» Written instruction: From the entries below, copy every line that holds the word "while".

-=-=-=-=-

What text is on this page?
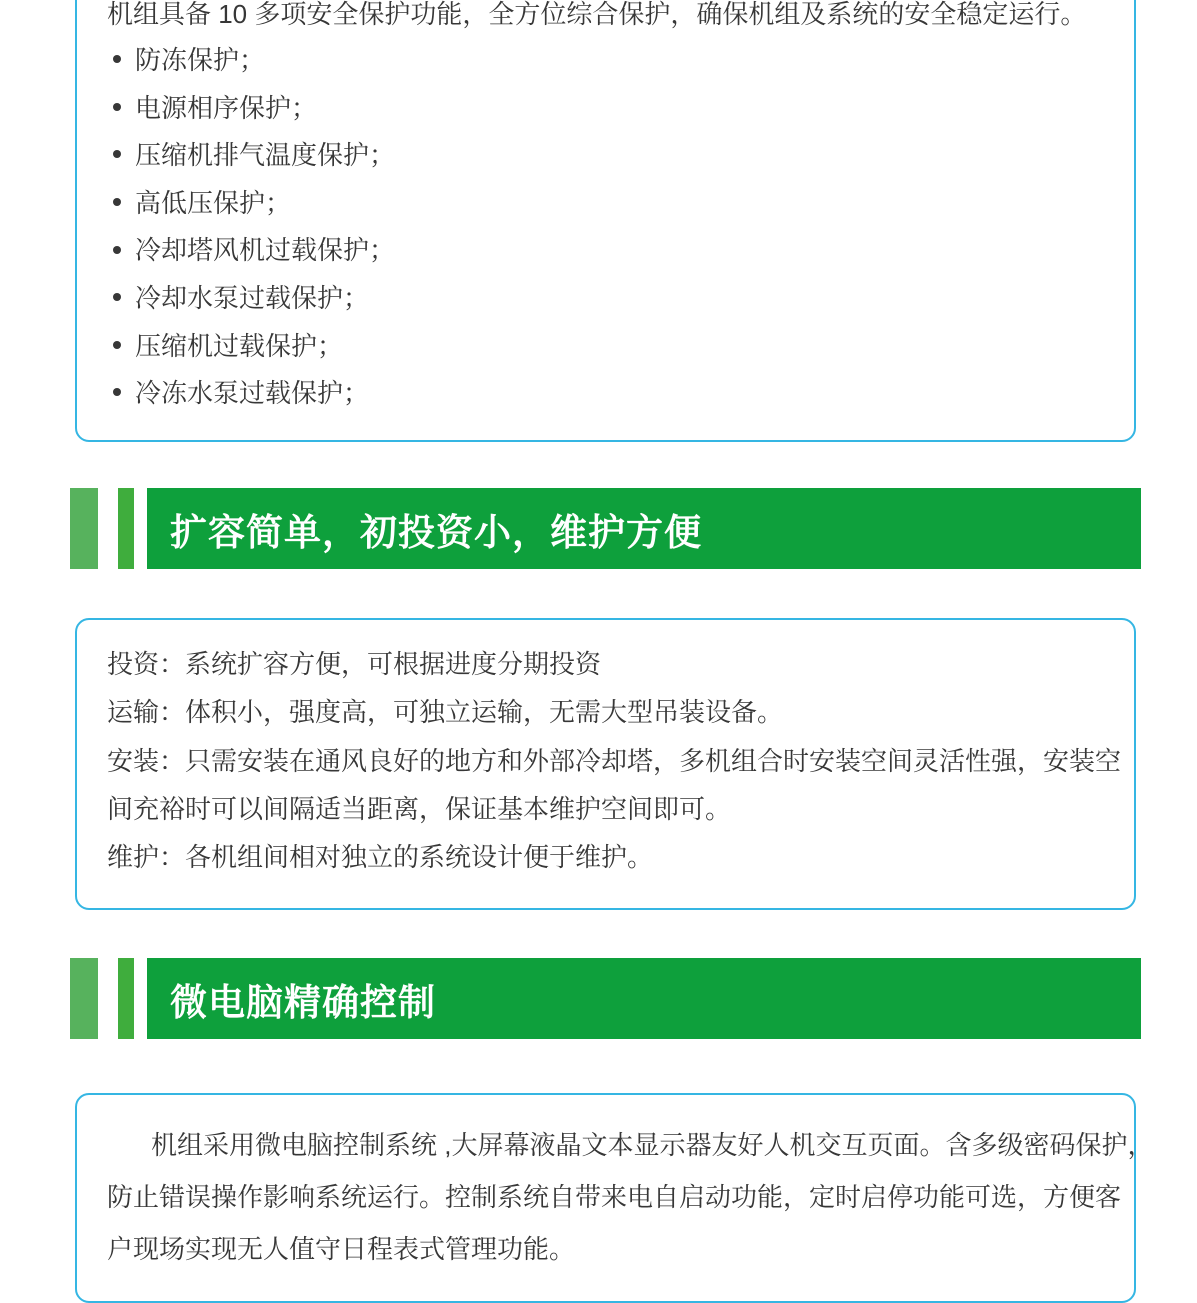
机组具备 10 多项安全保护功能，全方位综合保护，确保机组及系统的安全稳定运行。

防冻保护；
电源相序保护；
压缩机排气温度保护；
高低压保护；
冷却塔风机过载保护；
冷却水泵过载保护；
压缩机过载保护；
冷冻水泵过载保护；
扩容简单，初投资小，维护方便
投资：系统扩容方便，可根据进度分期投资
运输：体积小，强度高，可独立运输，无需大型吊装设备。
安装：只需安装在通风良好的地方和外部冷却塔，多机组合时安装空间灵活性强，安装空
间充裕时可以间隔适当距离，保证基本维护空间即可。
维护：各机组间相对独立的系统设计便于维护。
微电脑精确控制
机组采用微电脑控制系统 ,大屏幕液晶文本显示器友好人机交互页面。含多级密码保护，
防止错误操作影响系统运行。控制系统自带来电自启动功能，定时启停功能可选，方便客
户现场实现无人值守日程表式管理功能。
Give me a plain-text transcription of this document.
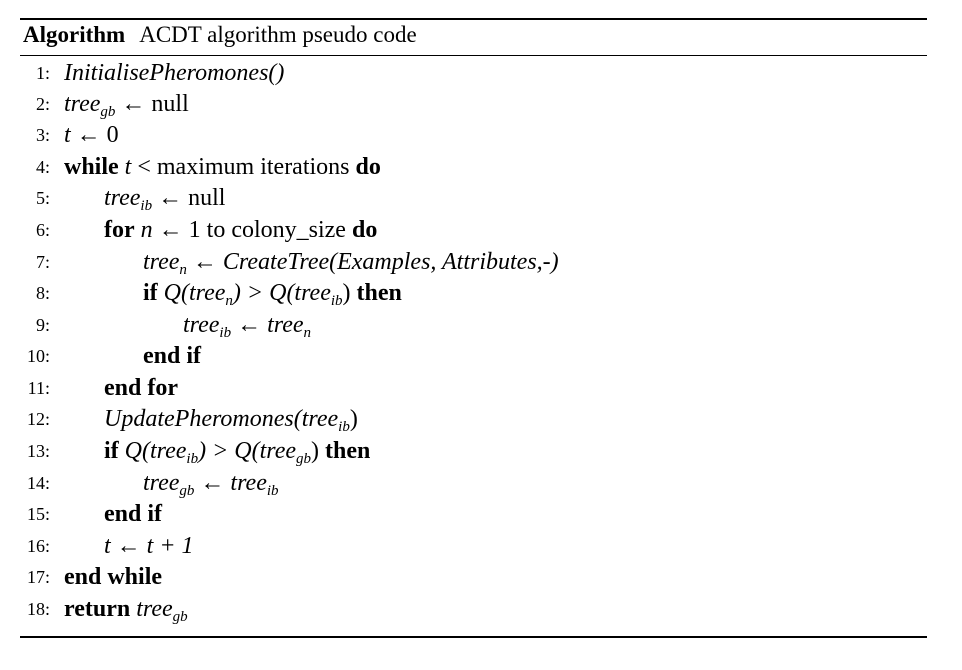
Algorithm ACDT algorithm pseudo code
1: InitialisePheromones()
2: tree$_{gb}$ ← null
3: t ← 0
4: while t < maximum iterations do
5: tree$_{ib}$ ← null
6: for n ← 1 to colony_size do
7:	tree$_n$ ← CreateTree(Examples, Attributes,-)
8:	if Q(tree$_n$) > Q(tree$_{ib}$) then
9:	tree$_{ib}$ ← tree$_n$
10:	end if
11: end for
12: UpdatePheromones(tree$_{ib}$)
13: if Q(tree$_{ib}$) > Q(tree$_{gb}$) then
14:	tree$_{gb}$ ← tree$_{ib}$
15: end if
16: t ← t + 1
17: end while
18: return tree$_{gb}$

-=-=-=-=-

» Output below:
4: while t < maximum iterations do
17: end while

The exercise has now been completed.